____ Document excerpt

In one aspect, unless otherwise stated, all measurements, values, ratings, positions, magnitudes, sizes, and other specifications that are set forth in this specification, including in the claims that follow, are approximate, not exact. In one aspect, they are intended to have a reasonable range that is consistent with the functions to which they relate and with what is customary in the art to which they pertain.

In one aspect, the term “coupled” or the like may refer to being directly coupled. In another aspect, the term “coupled” or the like may refer to being indirectly coupled.

Terms such as “top,” “bottom,” “front,” “rear” and the like if used in this disclosure should be understood as referring to an arbitrary frame of reference, rather than to the ordinary gravitational frame of reference. Thus, a top surface, a bottom surface, a front surface, and a rear surface may extend upwardly, downwardly, diagonally, or horizontally in a gravitational frame of reference.

________
____ Entries provided

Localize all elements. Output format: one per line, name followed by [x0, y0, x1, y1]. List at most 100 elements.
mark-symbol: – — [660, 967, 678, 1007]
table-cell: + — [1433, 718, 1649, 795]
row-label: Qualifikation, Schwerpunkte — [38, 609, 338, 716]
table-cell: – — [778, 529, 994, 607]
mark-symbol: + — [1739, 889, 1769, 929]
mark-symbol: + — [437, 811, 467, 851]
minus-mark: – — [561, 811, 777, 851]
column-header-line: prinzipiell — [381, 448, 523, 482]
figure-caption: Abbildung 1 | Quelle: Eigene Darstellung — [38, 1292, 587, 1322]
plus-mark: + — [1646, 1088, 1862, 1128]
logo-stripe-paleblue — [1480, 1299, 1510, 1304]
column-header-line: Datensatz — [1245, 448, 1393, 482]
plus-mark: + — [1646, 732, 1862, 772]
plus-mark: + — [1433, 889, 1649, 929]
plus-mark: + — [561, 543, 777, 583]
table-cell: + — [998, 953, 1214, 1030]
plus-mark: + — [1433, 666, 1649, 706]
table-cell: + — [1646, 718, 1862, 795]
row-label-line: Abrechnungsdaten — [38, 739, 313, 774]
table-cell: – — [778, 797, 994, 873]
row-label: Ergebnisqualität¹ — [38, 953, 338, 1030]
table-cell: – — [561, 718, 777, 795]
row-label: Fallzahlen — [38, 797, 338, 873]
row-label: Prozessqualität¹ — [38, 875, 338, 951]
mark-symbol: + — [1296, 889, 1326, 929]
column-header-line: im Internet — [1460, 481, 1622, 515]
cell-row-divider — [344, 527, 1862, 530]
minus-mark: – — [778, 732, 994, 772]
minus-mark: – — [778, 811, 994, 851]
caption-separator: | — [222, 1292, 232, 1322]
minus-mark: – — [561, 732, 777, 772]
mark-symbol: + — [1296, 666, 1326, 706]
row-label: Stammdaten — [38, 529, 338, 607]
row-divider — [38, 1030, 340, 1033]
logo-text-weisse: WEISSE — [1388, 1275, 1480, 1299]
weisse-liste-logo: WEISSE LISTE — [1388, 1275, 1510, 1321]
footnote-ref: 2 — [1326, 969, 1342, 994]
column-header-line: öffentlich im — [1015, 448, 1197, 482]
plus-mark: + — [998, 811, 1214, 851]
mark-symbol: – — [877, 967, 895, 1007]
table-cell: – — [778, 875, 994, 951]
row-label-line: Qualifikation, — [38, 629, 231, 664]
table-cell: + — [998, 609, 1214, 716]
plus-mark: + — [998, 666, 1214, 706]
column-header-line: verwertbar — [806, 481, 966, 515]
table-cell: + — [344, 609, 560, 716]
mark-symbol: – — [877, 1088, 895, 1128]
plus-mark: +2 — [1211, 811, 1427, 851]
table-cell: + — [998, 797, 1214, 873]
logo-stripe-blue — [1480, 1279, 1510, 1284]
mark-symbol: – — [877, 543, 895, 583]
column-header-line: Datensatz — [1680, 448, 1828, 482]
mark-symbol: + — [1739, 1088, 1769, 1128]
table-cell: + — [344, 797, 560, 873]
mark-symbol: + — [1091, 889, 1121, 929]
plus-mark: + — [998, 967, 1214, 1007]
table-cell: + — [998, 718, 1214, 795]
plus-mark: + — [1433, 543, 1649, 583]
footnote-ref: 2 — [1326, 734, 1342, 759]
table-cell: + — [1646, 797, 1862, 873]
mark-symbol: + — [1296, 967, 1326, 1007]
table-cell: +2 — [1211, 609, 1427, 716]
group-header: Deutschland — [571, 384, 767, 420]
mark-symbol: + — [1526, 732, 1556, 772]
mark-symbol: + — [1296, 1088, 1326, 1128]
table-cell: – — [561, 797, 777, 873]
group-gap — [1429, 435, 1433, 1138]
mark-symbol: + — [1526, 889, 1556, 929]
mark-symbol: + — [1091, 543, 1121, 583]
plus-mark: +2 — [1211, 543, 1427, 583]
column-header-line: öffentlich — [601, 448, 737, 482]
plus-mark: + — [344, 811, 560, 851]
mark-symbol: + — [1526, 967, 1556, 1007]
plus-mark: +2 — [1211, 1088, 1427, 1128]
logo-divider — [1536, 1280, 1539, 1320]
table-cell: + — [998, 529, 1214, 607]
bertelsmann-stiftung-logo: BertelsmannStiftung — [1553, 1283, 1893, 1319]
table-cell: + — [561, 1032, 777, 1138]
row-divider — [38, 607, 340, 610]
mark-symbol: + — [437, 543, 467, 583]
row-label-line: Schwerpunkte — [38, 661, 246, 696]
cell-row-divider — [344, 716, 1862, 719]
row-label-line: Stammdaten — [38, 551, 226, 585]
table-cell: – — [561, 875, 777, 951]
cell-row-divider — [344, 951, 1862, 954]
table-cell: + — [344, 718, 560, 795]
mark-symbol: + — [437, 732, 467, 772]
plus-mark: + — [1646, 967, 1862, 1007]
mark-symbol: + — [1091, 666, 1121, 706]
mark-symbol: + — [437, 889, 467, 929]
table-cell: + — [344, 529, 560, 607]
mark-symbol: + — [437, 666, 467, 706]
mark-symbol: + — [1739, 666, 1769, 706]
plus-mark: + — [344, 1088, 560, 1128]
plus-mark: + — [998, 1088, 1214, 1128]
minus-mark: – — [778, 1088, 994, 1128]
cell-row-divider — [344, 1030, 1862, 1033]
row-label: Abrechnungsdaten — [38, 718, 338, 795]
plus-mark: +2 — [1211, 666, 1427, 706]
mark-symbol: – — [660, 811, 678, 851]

________

→ Check your understanding
1/ Write out the stretch of the passage on terms and measurements from "In one aspect, unless" through "being indirectly coupled.".
2/ In the passage on terms and measurements, what frame of reference do words like "top" and "bottom" refer to?

→ Response list
1/
In one aspect, unless otherwise stated, all measurements, values, ratings, positions, magnitudes, sizes, and other specifications that are set forth in this specification, including in the claims that follow, are approximate, not exact. In one aspect, they are intended to have a reasonable range that is consistent with the functions to which they relate and with what is customary in the art to which they pertain.

In one aspect, the term “coupled” or the like may refer to being directly coupled. In another aspect, the term “coupled” or the like may refer to being indirectly coupled.

2/ An arbitrary frame of reference, not the ordinary gravitational one.